Article:
Full payment of the difference will be made to you at that time and
not before. If I need a subcontractor, I will make the necessary
arrangements myself. . . .
Contractor testified that he never refused to remedy or repair any defective work. At
the time Contractor received the email essentially terminating him from the job, he was owed
$21,085.39, most of which was for materials and labor already expended.
On cross-examination, Contractor admitted that he, his attorney, an engineer, and
another contractor had recently inspected Homeowner’s house. Contractor admitted that the floor
in the main entranceway was not level. However, Contractor explained that a floor being unlevel
was not out of the ordinary because of settling. Contractor also acknowledged that there was a crack
in the basement floor. Again, Contractor explained it away by claiming cracks in basement floors
are “very common.” Contractor testified that he was unable to say definitively that there were
footers under various columns in the basement that were helping to support the weight of the house.

Data excerpts:
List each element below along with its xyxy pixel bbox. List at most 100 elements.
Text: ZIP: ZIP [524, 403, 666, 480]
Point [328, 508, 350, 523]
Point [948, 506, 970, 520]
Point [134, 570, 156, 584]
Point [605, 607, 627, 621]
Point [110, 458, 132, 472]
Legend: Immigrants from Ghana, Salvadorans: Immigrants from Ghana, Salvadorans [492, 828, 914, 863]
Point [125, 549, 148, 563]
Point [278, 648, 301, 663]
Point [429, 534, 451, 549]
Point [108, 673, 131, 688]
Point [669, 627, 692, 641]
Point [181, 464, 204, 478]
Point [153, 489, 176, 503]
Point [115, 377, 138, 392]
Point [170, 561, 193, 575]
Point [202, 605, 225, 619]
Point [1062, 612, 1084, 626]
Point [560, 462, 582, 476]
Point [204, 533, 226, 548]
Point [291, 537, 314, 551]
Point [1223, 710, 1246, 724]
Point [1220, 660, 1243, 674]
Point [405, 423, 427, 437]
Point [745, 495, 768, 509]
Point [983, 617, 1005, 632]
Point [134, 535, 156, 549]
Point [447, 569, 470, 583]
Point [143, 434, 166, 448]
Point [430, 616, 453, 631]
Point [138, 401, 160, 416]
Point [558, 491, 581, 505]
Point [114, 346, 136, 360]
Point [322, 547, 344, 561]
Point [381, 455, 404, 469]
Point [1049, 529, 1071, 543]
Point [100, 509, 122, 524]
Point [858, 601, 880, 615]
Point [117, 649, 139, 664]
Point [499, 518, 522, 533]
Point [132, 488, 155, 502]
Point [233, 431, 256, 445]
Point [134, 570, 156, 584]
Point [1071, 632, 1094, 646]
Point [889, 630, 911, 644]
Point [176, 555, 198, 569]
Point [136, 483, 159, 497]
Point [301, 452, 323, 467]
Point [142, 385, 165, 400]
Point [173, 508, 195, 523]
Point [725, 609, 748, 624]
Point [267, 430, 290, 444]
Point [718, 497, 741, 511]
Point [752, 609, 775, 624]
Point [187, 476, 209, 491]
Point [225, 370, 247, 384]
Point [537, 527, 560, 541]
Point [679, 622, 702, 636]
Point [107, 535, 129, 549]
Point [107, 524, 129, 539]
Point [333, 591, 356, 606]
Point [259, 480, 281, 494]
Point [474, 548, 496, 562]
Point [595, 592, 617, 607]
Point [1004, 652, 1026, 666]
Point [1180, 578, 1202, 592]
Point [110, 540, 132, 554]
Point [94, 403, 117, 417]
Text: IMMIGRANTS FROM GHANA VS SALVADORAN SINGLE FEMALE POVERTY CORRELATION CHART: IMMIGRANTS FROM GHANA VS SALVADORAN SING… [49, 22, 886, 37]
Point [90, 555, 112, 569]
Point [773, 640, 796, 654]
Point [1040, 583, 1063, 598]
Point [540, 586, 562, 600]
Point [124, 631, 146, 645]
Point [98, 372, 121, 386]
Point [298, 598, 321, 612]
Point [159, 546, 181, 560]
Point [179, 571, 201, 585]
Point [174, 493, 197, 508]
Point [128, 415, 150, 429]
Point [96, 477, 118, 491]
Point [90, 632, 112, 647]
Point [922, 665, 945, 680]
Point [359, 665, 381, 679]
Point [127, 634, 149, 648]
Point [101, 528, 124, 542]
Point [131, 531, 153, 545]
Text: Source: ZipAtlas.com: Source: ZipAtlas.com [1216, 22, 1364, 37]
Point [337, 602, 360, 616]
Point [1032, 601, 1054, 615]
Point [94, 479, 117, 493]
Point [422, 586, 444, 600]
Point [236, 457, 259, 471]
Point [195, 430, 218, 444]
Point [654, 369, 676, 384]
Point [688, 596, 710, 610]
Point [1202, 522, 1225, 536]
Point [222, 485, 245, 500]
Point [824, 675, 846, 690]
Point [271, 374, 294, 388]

What to work on:
1/ Summarize the passage in two sentences.
2/ Answer these questions from the passage:
(a) How much was Contractor owed when he received the email essentially terminating him?
(b) Who inspected Homeowner's house, according to Contractor's admission?
(c) How did Contractor describe cracks in basement floors?
3/ Reproduce the passage's text between "Full payment of" and "myself. . . .", inclusive.
Use only the passage to answer.

Answers per task:
1/ Contractor testified that he never refused to remedy or repair any defective work and that, when he received the email essentially terminating him from the job, he was owed $21,085.39, mostly for materials and labor already expended. On cross-examination he admitted that the entranceway floor was not level and the basement floor was cracked, explaining these as ordinary results of settling and "very common," and he could not say definitively whether footers under the basement columns helped support the house.

2/
(a) $21,085.39.
(b) Contractor, his attorney, an engineer, and another contractor.
(c) He claimed they are "very common."

3/
Full payment of the difference will be made to you at that time and
not before. If I need a subcontractor, I will make the necessary
arrangements myself. . . .